• _What the exercise asks_: Tell me how many lines hold "Module", please, using only the number.

-------------------------

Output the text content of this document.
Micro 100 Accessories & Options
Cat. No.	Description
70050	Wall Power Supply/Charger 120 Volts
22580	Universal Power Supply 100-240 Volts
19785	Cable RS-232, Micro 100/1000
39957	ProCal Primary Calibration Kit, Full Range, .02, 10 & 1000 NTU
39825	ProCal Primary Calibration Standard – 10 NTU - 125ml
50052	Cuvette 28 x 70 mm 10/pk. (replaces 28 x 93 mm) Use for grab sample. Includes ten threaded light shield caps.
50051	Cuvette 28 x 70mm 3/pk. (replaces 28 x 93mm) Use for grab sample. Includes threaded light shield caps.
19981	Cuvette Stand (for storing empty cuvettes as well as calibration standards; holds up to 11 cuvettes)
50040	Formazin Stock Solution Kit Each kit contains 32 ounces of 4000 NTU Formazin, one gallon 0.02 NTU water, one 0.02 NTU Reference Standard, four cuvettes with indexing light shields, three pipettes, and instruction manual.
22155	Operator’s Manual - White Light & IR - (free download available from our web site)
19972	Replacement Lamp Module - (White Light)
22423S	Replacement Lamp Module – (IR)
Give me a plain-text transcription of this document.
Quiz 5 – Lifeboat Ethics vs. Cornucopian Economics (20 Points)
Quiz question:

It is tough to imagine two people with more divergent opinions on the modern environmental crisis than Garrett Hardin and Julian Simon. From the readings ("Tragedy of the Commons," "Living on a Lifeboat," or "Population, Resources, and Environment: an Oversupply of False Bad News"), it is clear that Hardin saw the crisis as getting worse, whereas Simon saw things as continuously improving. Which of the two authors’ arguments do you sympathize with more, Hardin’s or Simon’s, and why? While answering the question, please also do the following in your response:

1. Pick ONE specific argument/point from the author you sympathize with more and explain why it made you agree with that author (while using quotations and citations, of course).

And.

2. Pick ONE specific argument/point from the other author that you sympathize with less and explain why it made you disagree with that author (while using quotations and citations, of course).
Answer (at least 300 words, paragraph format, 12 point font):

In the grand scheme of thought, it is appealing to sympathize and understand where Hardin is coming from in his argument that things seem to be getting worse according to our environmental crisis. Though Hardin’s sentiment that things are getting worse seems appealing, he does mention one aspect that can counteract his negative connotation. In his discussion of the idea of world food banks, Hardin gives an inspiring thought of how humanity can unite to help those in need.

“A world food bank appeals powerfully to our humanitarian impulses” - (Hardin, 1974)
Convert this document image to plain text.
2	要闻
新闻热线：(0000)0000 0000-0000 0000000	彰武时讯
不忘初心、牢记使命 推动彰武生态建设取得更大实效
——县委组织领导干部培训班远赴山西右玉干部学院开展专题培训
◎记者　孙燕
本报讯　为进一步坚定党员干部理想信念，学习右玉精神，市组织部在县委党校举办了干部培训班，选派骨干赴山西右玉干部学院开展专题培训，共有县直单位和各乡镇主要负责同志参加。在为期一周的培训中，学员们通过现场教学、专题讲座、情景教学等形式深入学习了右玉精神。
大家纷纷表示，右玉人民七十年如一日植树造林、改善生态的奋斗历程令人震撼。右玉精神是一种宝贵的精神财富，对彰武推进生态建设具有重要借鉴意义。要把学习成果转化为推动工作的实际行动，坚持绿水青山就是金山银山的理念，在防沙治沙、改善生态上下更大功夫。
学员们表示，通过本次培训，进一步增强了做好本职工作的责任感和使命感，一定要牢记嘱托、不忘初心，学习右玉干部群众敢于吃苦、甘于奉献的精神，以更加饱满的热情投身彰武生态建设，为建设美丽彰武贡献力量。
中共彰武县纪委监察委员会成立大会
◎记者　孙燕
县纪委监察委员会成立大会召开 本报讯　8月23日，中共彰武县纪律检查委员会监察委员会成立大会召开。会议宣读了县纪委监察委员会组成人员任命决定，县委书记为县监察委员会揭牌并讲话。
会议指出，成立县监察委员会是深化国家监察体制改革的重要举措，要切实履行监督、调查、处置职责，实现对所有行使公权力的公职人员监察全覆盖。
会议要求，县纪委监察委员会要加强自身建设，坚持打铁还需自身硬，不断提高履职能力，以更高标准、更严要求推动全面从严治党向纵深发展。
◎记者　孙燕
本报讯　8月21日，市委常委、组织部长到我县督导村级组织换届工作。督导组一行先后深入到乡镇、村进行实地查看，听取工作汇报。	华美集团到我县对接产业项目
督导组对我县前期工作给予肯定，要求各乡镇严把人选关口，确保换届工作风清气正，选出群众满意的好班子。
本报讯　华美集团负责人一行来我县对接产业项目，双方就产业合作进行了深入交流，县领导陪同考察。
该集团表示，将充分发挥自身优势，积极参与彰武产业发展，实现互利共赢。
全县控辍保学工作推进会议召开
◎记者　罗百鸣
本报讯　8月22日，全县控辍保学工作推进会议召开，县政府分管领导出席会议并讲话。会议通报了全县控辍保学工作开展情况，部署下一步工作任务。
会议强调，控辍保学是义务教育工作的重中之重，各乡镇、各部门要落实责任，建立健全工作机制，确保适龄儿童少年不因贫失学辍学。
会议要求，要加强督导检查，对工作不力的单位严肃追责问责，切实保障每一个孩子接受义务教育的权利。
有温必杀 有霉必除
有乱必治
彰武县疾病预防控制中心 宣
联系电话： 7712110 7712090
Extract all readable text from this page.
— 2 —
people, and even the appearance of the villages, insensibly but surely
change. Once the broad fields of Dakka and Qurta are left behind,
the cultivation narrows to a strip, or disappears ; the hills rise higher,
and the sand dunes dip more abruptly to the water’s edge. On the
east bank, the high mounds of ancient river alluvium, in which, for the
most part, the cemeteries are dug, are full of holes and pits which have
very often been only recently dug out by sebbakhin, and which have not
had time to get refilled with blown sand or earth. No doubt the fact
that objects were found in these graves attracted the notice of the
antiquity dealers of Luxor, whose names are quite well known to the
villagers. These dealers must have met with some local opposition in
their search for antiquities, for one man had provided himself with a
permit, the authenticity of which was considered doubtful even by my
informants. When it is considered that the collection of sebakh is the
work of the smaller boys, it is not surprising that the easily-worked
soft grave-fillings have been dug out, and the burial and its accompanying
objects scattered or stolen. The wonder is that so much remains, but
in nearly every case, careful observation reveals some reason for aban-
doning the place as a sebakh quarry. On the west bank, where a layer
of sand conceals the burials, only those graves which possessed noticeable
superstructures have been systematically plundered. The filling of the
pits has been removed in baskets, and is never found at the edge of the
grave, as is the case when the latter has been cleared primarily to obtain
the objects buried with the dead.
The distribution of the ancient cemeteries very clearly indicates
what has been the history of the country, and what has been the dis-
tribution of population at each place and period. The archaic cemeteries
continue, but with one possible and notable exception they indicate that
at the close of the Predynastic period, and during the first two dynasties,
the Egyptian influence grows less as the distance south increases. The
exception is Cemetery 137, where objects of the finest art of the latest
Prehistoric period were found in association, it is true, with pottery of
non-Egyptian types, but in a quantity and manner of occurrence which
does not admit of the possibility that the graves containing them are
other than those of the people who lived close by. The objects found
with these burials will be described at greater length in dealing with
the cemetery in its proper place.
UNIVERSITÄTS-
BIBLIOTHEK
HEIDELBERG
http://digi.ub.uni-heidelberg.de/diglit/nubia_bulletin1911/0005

-------------------------

• _Output for this task_: 2